*Task prompt*
Restate the full set of records exactly, word for word.

──────────

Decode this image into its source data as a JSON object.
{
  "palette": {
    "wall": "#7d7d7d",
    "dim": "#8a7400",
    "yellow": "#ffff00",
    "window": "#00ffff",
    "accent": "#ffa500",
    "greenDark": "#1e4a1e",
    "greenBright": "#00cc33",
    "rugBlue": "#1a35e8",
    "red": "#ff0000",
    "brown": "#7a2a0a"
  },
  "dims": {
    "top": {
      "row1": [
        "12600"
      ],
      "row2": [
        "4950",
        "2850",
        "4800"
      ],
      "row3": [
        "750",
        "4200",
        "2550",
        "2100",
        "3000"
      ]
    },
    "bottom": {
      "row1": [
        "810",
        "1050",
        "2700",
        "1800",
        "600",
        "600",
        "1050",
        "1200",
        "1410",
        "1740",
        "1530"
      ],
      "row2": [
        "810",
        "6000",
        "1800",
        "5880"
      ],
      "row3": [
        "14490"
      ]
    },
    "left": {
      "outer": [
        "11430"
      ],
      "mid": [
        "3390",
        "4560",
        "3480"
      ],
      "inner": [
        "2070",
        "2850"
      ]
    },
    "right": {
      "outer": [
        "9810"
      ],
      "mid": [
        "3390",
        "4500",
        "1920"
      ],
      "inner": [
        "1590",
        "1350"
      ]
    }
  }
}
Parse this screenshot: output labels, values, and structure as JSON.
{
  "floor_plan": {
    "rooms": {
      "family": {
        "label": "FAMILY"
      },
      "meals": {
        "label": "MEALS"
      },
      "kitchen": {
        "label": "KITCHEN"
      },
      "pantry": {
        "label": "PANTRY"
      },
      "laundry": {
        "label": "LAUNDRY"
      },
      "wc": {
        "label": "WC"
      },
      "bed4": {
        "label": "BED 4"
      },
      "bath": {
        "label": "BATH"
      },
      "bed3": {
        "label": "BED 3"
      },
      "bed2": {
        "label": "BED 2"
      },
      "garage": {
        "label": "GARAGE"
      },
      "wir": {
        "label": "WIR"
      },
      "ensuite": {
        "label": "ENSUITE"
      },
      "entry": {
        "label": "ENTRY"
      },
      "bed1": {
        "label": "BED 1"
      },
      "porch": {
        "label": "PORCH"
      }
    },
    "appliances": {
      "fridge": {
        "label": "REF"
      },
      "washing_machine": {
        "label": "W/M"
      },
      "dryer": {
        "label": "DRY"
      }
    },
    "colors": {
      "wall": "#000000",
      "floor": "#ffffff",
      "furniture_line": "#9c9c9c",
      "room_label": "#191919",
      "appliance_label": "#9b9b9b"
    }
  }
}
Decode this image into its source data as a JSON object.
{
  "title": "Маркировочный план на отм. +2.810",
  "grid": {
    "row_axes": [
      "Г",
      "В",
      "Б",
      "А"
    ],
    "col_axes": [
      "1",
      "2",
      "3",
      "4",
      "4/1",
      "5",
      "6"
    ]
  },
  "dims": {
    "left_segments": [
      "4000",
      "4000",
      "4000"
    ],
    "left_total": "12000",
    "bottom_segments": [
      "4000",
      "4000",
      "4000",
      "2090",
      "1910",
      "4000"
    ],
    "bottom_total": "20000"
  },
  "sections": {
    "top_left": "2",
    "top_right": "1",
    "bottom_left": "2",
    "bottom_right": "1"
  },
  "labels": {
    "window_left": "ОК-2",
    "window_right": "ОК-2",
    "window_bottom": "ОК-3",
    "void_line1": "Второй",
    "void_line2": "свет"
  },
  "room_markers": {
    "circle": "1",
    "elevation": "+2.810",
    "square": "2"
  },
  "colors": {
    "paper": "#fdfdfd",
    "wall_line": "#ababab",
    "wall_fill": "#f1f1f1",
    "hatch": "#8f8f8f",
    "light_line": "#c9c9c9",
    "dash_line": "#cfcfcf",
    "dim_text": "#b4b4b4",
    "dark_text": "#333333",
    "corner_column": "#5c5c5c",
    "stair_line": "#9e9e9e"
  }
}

──────────

*Written response*
Decode this image into its source data as a JSON object.
{
  "palette": {
    "wall": "#7d7d7d",
    "dim": "#8a7400",
    "yellow": "#ffff00",
    "window": "#00ffff",
    "accent": "#ffa500",
    "greenDark": "#1e4a1e",
    "greenBright": "#00cc33",
    "rugBlue": "#1a35e8",
    "red": "#ff0000",
    "brown": "#7a2a0a"
  },
  "dims": {
    "top": {
      "row1": [
        "12600"
      ],
      "row2": [
        "4950",
        "2850",
        "4800"
      ],
      "row3": [
        "750",
        "4200",
        "2550",
        "2100",
        "3000"
      ]
    },
    "bottom": {
      "row1": [
        "810",
        "1050",
        "2700",
        "1800",
        "600",
        "600",
        "1050",
        "1200",
        "1410",
        "1740",
        "1530"
      ],
      "row2": [
        "810",
        "6000",
        "1800",
        "5880"
      ],
      "row3": [
        "14490"
      ]
    },
    "left": {
      "outer": [
        "11430"
      ],
      "mid": [
        "3390",
        "4560",
        "3480"
      ],
      "inner": [
        "2070",
        "2850"
      ]
    },
    "right": {
      "outer": [
        "9810"
      ],
      "mid": [
        "3390",
        "4500",
        "1920"
      ],
      "inner": [
        "1590",
        "1350"
      ]
    }
  }
}
Parse this screenshot: output labels, values, and structure as JSON.
{
  "floor_plan": {
    "rooms": {
      "family": {
        "label": "FAMILY"
      },
      "meals": {
        "label": "MEALS"
      },
      "kitchen": {
        "label": "KITCHEN"
      },
      "pantry": {
        "label": "PANTRY"
      },
      "laundry": {
        "label": "LAUNDRY"
      },
      "wc": {
        "label": "WC"
      },
      "bed4": {
        "label": "BED 4"
      },
      "bath": {
        "label": "BATH"
      },
      "bed3": {
        "label": "BED 3"
      },
      "bed2": {
        "label": "BED 2"
      },
      "garage": {
        "label": "GARAGE"
      },
      "wir": {
        "label": "WIR"
      },
      "ensuite": {
        "label": "ENSUITE"
      },
      "entry": {
        "label": "ENTRY"
      },
      "bed1": {
        "label": "BED 1"
      },
      "porch": {
        "label": "PORCH"
      }
    },
    "appliances": {
      "fridge": {
        "label": "REF"
      },
      "washing_machine": {
        "label": "W/M"
      },
      "dryer": {
        "label": "DRY"
      }
    },
    "colors": {
      "wall": "#000000",
      "floor": "#ffffff",
      "furniture_line": "#9c9c9c",
      "room_label": "#191919",
      "appliance_label": "#9b9b9b"
    }
  }
}
Decode this image into its source data as a JSON object.
{
  "title": "Маркировочный план на отм. +2.810",
  "grid": {
    "row_axes": [
      "Г",
      "В",
      "Б",
      "А"
    ],
    "col_axes": [
      "1",
      "2",
      "3",
      "4",
      "4/1",
      "5",
      "6"
    ]
  },
  "dims": {
    "left_segments": [
      "4000",
      "4000",
      "4000"
    ],
    "left_total": "12000",
    "bottom_segments": [
      "4000",
      "4000",
      "4000",
      "2090",
      "1910",
      "4000"
    ],
    "bottom_total": "20000"
  },
  "sections": {
    "top_left": "2",
    "top_right": "1",
    "bottom_left": "2",
    "bottom_right": "1"
  },
  "labels": {
    "window_left": "ОК-2",
    "window_right": "ОК-2",
    "window_bottom": "ОК-3",
    "void_line1": "Второй",
    "void_line2": "свет"
  },
  "room_markers": {
    "circle": "1",
    "elevation": "+2.810",
    "square": "2"
  },
  "colors": {
    "paper": "#fdfdfd",
    "wall_line": "#ababab",
    "wall_fill": "#f1f1f1",
    "hatch": "#8f8f8f",
    "light_line": "#c9c9c9",
    "dash_line": "#cfcfcf",
    "dim_text": "#b4b4b4",
    "dark_text": "#333333",
    "corner_column": "#5c5c5c",
    "stair_line": "#9e9e9e"
  }
}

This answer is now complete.